ROWS:
=-=-=

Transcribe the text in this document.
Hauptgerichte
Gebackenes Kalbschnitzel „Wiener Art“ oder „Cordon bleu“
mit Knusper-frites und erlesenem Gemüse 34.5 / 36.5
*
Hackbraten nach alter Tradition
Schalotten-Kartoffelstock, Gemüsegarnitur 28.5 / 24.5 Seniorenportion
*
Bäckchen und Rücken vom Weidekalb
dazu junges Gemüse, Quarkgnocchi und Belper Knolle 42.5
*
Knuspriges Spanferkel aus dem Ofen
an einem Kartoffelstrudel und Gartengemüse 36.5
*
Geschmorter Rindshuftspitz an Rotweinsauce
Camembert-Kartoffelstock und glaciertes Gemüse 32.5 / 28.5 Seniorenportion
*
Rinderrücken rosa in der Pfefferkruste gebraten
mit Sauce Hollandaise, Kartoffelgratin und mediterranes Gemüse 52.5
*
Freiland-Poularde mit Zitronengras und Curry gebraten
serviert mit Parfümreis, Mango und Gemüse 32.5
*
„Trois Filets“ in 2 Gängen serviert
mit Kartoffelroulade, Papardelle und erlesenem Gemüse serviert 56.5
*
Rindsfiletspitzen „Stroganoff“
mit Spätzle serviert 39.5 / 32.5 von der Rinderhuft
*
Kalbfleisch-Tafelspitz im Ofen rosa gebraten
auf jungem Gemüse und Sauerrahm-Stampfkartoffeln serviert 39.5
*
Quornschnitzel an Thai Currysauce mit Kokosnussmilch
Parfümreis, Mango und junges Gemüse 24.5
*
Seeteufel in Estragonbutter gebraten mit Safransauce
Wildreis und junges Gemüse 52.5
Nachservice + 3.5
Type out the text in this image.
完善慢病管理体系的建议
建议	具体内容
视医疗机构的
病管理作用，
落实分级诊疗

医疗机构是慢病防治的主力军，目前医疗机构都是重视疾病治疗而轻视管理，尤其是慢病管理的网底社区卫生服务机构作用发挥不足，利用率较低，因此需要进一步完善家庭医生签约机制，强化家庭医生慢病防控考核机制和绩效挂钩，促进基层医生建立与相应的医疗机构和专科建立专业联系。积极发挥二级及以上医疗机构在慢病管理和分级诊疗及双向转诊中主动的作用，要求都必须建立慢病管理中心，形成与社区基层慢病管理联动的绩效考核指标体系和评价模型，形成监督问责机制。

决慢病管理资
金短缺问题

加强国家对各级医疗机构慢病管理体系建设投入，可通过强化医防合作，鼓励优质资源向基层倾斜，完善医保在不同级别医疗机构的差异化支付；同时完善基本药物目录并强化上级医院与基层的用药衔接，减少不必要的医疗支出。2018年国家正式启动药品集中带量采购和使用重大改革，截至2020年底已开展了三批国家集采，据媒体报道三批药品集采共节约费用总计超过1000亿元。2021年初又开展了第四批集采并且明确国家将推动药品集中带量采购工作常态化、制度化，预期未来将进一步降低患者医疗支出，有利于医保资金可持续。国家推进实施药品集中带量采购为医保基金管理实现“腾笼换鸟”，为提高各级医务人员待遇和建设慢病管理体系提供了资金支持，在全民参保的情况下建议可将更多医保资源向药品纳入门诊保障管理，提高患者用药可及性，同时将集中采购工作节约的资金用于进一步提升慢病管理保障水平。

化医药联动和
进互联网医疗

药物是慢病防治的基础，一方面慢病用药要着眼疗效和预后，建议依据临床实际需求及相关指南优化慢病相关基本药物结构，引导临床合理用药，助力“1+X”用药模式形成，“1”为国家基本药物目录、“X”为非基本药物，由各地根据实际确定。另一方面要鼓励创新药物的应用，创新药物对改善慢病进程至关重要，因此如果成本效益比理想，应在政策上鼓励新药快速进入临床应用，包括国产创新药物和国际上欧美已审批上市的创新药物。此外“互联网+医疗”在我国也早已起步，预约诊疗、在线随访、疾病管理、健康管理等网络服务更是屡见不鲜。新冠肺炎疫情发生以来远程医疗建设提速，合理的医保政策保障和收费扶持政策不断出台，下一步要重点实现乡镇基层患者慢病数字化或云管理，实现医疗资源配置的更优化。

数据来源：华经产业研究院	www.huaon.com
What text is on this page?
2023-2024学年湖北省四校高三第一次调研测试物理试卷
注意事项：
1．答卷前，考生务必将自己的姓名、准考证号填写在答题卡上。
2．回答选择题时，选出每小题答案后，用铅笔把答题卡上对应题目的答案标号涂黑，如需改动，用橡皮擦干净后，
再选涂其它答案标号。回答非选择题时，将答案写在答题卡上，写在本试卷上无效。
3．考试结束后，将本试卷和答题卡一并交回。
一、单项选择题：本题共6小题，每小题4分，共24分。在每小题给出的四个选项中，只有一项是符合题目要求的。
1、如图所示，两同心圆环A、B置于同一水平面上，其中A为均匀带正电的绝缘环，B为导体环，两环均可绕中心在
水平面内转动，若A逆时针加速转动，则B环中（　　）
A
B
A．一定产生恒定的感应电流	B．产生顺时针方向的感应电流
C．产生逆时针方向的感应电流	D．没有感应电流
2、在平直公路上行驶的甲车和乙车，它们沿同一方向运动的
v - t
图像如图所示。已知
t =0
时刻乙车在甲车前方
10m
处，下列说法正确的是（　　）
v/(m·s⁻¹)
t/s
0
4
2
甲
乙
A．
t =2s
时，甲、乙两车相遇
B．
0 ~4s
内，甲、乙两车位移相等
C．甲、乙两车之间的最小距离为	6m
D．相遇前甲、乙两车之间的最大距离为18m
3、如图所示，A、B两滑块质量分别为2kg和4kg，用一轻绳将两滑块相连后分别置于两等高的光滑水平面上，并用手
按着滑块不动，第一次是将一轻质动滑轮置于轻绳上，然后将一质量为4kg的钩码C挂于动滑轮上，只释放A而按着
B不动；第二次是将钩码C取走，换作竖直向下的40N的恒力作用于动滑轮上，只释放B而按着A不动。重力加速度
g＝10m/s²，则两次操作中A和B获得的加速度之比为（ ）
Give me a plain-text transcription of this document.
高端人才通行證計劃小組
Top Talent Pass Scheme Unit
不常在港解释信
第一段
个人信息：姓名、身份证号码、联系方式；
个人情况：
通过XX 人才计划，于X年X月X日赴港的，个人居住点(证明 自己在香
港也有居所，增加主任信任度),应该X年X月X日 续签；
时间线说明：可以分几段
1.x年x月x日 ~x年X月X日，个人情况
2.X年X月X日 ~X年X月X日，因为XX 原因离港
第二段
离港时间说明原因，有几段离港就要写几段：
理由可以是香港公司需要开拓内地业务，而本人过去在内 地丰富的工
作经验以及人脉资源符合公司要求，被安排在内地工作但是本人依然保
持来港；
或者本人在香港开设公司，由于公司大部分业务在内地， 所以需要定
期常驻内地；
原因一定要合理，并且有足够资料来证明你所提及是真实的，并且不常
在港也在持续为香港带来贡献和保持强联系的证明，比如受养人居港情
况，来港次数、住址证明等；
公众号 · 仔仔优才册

=-=-=

OBJECTIVE:
Extract the complete data, matching each line exactly.

RESULT OF THIS TASK:
Transcribe the text in this document.
Hauptgerichte
Gebackenes Kalbschnitzel „Wiener Art“ oder „Cordon bleu“
mit Knusper-frites und erlesenem Gemüse 34.5 / 36.5
*
Hackbraten nach alter Tradition
Schalotten-Kartoffelstock, Gemüsegarnitur 28.5 / 24.5 Seniorenportion
*
Bäckchen und Rücken vom Weidekalb
dazu junges Gemüse, Quarkgnocchi und Belper Knolle 42.5
*
Knuspriges Spanferkel aus dem Ofen
an einem Kartoffelstrudel und Gartengemüse 36.5
*
Geschmorter Rindshuftspitz an Rotweinsauce
Camembert-Kartoffelstock und glaciertes Gemüse 32.5 / 28.5 Seniorenportion
*
Rinderrücken rosa in der Pfefferkruste gebraten
mit Sauce Hollandaise, Kartoffelgratin und mediterranes Gemüse 52.5
*
Freiland-Poularde mit Zitronengras und Curry gebraten
serviert mit Parfümreis, Mango und Gemüse 32.5
*
„Trois Filets“ in 2 Gängen serviert
mit Kartoffelroulade, Papardelle und erlesenem Gemüse serviert 56.5
*
Rindsfiletspitzen „Stroganoff“
mit Spätzle serviert 39.5 / 32.5 von der Rinderhuft
*
Kalbfleisch-Tafelspitz im Ofen rosa gebraten
auf jungem Gemüse und Sauerrahm-Stampfkartoffeln serviert 39.5
*
Quornschnitzel an Thai Currysauce mit Kokosnussmilch
Parfümreis, Mango und junges Gemüse 24.5
*
Seeteufel in Estragonbutter gebraten mit Safransauce
Wildreis und junges Gemüse 52.5
Nachservice + 3.5
Type out the text in this image.
完善慢病管理体系的建议
建议	具体内容
视医疗机构的
病管理作用，
落实分级诊疗

医疗机构是慢病防治的主力军，目前医疗机构都是重视疾病治疗而轻视管理，尤其是慢病管理的网底社区卫生服务机构作用发挥不足，利用率较低，因此需要进一步完善家庭医生签约机制，强化家庭医生慢病防控考核机制和绩效挂钩，促进基层医生建立与相应的医疗机构和专科建立专业联系。积极发挥二级及以上医疗机构在慢病管理和分级诊疗及双向转诊中主动的作用，要求都必须建立慢病管理中心，形成与社区基层慢病管理联动的绩效考核指标体系和评价模型，形成监督问责机制。

决慢病管理资
金短缺问题

加强国家对各级医疗机构慢病管理体系建设投入，可通过强化医防合作，鼓励优质资源向基层倾斜，完善医保在不同级别医疗机构的差异化支付；同时完善基本药物目录并强化上级医院与基层的用药衔接，减少不必要的医疗支出。2018年国家正式启动药品集中带量采购和使用重大改革，截至2020年底已开展了三批国家集采，据媒体报道三批药品集采共节约费用总计超过1000亿元。2021年初又开展了第四批集采并且明确国家将推动药品集中带量采购工作常态化、制度化，预期未来将进一步降低患者医疗支出，有利于医保资金可持续。国家推进实施药品集中带量采购为医保基金管理实现“腾笼换鸟”，为提高各级医务人员待遇和建设慢病管理体系提供了资金支持，在全民参保的情况下建议可将更多医保资源向药品纳入门诊保障管理，提高患者用药可及性，同时将集中采购工作节约的资金用于进一步提升慢病管理保障水平。

化医药联动和
进互联网医疗

药物是慢病防治的基础，一方面慢病用药要着眼疗效和预后，建议依据临床实际需求及相关指南优化慢病相关基本药物结构，引导临床合理用药，助力“1+X”用药模式形成，“1”为国家基本药物目录、“X”为非基本药物，由各地根据实际确定。另一方面要鼓励创新药物的应用，创新药物对改善慢病进程至关重要，因此如果成本效益比理想，应在政策上鼓励新药快速进入临床应用，包括国产创新药物和国际上欧美已审批上市的创新药物。此外“互联网+医疗”在我国也早已起步，预约诊疗、在线随访、疾病管理、健康管理等网络服务更是屡见不鲜。新冠肺炎疫情发生以来远程医疗建设提速，合理的医保政策保障和收费扶持政策不断出台，下一步要重点实现乡镇基层患者慢病数字化或云管理，实现医疗资源配置的更优化。

数据来源：华经产业研究院	www.huaon.com
What text is on this page?
2023-2024学年湖北省四校高三第一次调研测试物理试卷
注意事项：
1．答卷前，考生务必将自己的姓名、准考证号填写在答题卡上。
2．回答选择题时，选出每小题答案后，用铅笔把答题卡上对应题目的答案标号涂黑，如需改动，用橡皮擦干净后，
再选涂其它答案标号。回答非选择题时，将答案写在答题卡上，写在本试卷上无效。
3．考试结束后，将本试卷和答题卡一并交回。
一、单项选择题：本题共6小题，每小题4分，共24分。在每小题给出的四个选项中，只有一项是符合题目要求的。
1、如图所示，两同心圆环A、B置于同一水平面上，其中A为均匀带正电的绝缘环，B为导体环，两环均可绕中心在
水平面内转动，若A逆时针加速转动，则B环中（　　）
A
B
A．一定产生恒定的感应电流	B．产生顺时针方向的感应电流
C．产生逆时针方向的感应电流	D．没有感应电流
2、在平直公路上行驶的甲车和乙车，它们沿同一方向运动的
v - t
图像如图所示。已知
t =0
时刻乙车在甲车前方
10m
处，下列说法正确的是（　　）
v/(m·s⁻¹)
t/s
0
4
2
甲
乙
A．
t =2s
时，甲、乙两车相遇
B．
0 ~4s
内，甲、乙两车位移相等
C．甲、乙两车之间的最小距离为	6m
D．相遇前甲、乙两车之间的最大距离为18m
3、如图所示，A、B两滑块质量分别为2kg和4kg，用一轻绳将两滑块相连后分别置于两等高的光滑水平面上，并用手
按着滑块不动，第一次是将一轻质动滑轮置于轻绳上，然后将一质量为4kg的钩码C挂于动滑轮上，只释放A而按着
B不动；第二次是将钩码C取走，换作竖直向下的40N的恒力作用于动滑轮上，只释放B而按着A不动。重力加速度
g＝10m/s²，则两次操作中A和B获得的加速度之比为（ ）
Give me a plain-text transcription of this document.
高端人才通行證計劃小組
Top Talent Pass Scheme Unit
不常在港解释信
第一段
个人信息：姓名、身份证号码、联系方式；
个人情况：
通过XX 人才计划，于X年X月X日赴港的，个人居住点(证明 自己在香
港也有居所，增加主任信任度),应该X年X月X日 续签；
时间线说明：可以分几段
1.x年x月x日 ~x年X月X日，个人情况
2.X年X月X日 ~X年X月X日，因为XX 原因离港
第二段
离港时间说明原因，有几段离港就要写几段：
理由可以是香港公司需要开拓内地业务，而本人过去在内 地丰富的工
作经验以及人脉资源符合公司要求，被安排在内地工作但是本人依然保
持来港；
或者本人在香港开设公司，由于公司大部分业务在内地， 所以需要定
期常驻内地；
原因一定要合理，并且有足够资料来证明你所提及是真实的，并且不常
在港也在持续为香港带来贡献和保持强联系的证明，比如受养人居港情
况，来港次数、住址证明等；
公众号 · 仔仔优才册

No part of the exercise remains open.